Collection entries:
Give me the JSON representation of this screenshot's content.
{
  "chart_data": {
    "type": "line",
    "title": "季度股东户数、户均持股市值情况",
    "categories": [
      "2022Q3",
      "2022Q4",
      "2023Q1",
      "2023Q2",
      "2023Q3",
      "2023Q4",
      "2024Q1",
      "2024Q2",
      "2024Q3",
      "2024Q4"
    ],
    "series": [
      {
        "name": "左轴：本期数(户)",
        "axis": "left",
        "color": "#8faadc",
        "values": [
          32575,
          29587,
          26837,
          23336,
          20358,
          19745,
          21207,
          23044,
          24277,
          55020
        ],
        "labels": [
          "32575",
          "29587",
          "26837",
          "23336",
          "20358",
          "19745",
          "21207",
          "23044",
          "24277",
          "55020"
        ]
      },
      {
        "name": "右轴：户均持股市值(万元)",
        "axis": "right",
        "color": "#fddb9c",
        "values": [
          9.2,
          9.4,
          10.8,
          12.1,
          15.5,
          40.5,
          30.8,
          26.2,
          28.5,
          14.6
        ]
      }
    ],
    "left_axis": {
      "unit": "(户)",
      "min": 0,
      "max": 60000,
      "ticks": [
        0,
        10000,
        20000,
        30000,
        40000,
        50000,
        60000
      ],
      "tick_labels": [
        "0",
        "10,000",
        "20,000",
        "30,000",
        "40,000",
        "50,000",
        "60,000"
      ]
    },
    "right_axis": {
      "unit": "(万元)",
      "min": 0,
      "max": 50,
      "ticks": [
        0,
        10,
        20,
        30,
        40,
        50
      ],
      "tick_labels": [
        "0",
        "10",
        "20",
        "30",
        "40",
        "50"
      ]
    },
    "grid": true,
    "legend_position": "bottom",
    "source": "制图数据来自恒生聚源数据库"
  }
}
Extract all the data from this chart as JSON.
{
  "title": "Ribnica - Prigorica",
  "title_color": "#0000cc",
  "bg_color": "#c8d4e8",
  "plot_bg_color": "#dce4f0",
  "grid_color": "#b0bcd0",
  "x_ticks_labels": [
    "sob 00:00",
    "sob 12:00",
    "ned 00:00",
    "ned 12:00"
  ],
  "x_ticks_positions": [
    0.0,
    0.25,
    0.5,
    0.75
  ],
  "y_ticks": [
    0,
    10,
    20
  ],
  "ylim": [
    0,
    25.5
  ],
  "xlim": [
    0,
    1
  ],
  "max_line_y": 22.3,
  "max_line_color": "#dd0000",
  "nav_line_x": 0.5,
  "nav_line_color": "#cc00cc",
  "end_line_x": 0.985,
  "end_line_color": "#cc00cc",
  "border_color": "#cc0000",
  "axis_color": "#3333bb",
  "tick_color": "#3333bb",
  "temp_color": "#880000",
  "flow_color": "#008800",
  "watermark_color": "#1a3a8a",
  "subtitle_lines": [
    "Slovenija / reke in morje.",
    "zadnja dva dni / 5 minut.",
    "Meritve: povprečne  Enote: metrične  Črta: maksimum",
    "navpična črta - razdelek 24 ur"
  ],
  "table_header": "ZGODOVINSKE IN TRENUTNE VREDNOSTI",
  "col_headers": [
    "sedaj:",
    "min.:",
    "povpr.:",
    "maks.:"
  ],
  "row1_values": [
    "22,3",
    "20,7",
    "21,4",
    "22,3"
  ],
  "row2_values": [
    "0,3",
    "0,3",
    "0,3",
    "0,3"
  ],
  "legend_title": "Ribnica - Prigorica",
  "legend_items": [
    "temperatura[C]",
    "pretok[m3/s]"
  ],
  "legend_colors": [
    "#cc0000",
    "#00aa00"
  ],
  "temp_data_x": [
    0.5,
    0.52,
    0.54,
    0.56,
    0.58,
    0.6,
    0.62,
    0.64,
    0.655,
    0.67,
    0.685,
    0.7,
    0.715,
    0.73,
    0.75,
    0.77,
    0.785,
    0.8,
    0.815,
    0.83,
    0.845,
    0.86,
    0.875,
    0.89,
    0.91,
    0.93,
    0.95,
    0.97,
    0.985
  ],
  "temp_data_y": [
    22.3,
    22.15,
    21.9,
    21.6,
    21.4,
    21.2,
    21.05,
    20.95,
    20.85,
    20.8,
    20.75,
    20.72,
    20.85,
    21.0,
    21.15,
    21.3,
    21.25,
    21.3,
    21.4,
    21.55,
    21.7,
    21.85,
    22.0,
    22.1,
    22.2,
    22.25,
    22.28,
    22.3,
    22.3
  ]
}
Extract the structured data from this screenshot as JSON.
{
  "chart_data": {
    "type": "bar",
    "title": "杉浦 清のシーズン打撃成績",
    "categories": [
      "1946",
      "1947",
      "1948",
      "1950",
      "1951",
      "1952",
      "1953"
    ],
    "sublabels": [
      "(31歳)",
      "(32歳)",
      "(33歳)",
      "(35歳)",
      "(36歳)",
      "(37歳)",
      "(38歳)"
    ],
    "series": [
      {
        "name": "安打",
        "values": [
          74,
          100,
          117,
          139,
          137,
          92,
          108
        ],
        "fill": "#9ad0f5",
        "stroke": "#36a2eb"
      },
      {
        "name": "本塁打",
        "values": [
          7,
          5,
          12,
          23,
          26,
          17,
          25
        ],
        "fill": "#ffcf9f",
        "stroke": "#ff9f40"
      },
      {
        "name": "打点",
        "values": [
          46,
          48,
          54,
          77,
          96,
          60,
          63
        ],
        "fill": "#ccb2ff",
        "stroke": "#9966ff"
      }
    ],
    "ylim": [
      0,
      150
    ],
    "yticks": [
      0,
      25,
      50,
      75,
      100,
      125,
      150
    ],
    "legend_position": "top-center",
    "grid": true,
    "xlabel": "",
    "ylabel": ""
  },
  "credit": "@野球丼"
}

▶ _GIVEN TASK_
From the records above, extract every line exactly as it stands.

▶ _OUTPUT BELOW_
Give me the JSON representation of this screenshot's content.
{
  "chart_data": {
    "type": "line",
    "title": "季度股东户数、户均持股市值情况",
    "categories": [
      "2022Q3",
      "2022Q4",
      "2023Q1",
      "2023Q2",
      "2023Q3",
      "2023Q4",
      "2024Q1",
      "2024Q2",
      "2024Q3",
      "2024Q4"
    ],
    "series": [
      {
        "name": "左轴：本期数(户)",
        "axis": "left",
        "color": "#8faadc",
        "values": [
          32575,
          29587,
          26837,
          23336,
          20358,
          19745,
          21207,
          23044,
          24277,
          55020
        ],
        "labels": [
          "32575",
          "29587",
          "26837",
          "23336",
          "20358",
          "19745",
          "21207",
          "23044",
          "24277",
          "55020"
        ]
      },
      {
        "name": "右轴：户均持股市值(万元)",
        "axis": "right",
        "color": "#fddb9c",
        "values": [
          9.2,
          9.4,
          10.8,
          12.1,
          15.5,
          40.5,
          30.8,
          26.2,
          28.5,
          14.6
        ]
      }
    ],
    "left_axis": {
      "unit": "(户)",
      "min": 0,
      "max": 60000,
      "ticks": [
        0,
        10000,
        20000,
        30000,
        40000,
        50000,
        60000
      ],
      "tick_labels": [
        "0",
        "10,000",
        "20,000",
        "30,000",
        "40,000",
        "50,000",
        "60,000"
      ]
    },
    "right_axis": {
      "unit": "(万元)",
      "min": 0,
      "max": 50,
      "ticks": [
        0,
        10,
        20,
        30,
        40,
        50
      ],
      "tick_labels": [
        "0",
        "10",
        "20",
        "30",
        "40",
        "50"
      ]
    },
    "grid": true,
    "legend_position": "bottom",
    "source": "制图数据来自恒生聚源数据库"
  }
}
Extract all the data from this chart as JSON.
{
  "title": "Ribnica - Prigorica",
  "title_color": "#0000cc",
  "bg_color": "#c8d4e8",
  "plot_bg_color": "#dce4f0",
  "grid_color": "#b0bcd0",
  "x_ticks_labels": [
    "sob 00:00",
    "sob 12:00",
    "ned 00:00",
    "ned 12:00"
  ],
  "x_ticks_positions": [
    0.0,
    0.25,
    0.5,
    0.75
  ],
  "y_ticks": [
    0,
    10,
    20
  ],
  "ylim": [
    0,
    25.5
  ],
  "xlim": [
    0,
    1
  ],
  "max_line_y": 22.3,
  "max_line_color": "#dd0000",
  "nav_line_x": 0.5,
  "nav_line_color": "#cc00cc",
  "end_line_x": 0.985,
  "end_line_color": "#cc00cc",
  "border_color": "#cc0000",
  "axis_color": "#3333bb",
  "tick_color": "#3333bb",
  "temp_color": "#880000",
  "flow_color": "#008800",
  "watermark_color": "#1a3a8a",
  "subtitle_lines": [
    "Slovenija / reke in morje.",
    "zadnja dva dni / 5 minut.",
    "Meritve: povprečne  Enote: metrične  Črta: maksimum",
    "navpična črta - razdelek 24 ur"
  ],
  "table_header": "ZGODOVINSKE IN TRENUTNE VREDNOSTI",
  "col_headers": [
    "sedaj:",
    "min.:",
    "povpr.:",
    "maks.:"
  ],
  "row1_values": [
    "22,3",
    "20,7",
    "21,4",
    "22,3"
  ],
  "row2_values": [
    "0,3",
    "0,3",
    "0,3",
    "0,3"
  ],
  "legend_title": "Ribnica - Prigorica",
  "legend_items": [
    "temperatura[C]",
    "pretok[m3/s]"
  ],
  "legend_colors": [
    "#cc0000",
    "#00aa00"
  ],
  "temp_data_x": [
    0.5,
    0.52,
    0.54,
    0.56,
    0.58,
    0.6,
    0.62,
    0.64,
    0.655,
    0.67,
    0.685,
    0.7,
    0.715,
    0.73,
    0.75,
    0.77,
    0.785,
    0.8,
    0.815,
    0.83,
    0.845,
    0.86,
    0.875,
    0.89,
    0.91,
    0.93,
    0.95,
    0.97,
    0.985
  ],
  "temp_data_y": [
    22.3,
    22.15,
    21.9,
    21.6,
    21.4,
    21.2,
    21.05,
    20.95,
    20.85,
    20.8,
    20.75,
    20.72,
    20.85,
    21.0,
    21.15,
    21.3,
    21.25,
    21.3,
    21.4,
    21.55,
    21.7,
    21.85,
    22.0,
    22.1,
    22.2,
    22.25,
    22.28,
    22.3,
    22.3
  ]
}
Extract the structured data from this screenshot as JSON.
{
  "chart_data": {
    "type": "bar",
    "title": "杉浦 清のシーズン打撃成績",
    "categories": [
      "1946",
      "1947",
      "1948",
      "1950",
      "1951",
      "1952",
      "1953"
    ],
    "sublabels": [
      "(31歳)",
      "(32歳)",
      "(33歳)",
      "(35歳)",
      "(36歳)",
      "(37歳)",
      "(38歳)"
    ],
    "series": [
      {
        "name": "安打",
        "values": [
          74,
          100,
          117,
          139,
          137,
          92,
          108
        ],
        "fill": "#9ad0f5",
        "stroke": "#36a2eb"
      },
      {
        "name": "本塁打",
        "values": [
          7,
          5,
          12,
          23,
          26,
          17,
          25
        ],
        "fill": "#ffcf9f",
        "stroke": "#ff9f40"
      },
      {
        "name": "打点",
        "values": [
          46,
          48,
          54,
          77,
          96,
          60,
          63
        ],
        "fill": "#ccb2ff",
        "stroke": "#9966ff"
      }
    ],
    "ylim": [
      0,
      150
    ],
    "yticks": [
      0,
      25,
      50,
      75,
      100,
      125,
      150
    ],
    "legend_position": "top-center",
    "grid": true,
    "xlabel": "",
    "ylabel": ""
  },
  "credit": "@野球丼"
}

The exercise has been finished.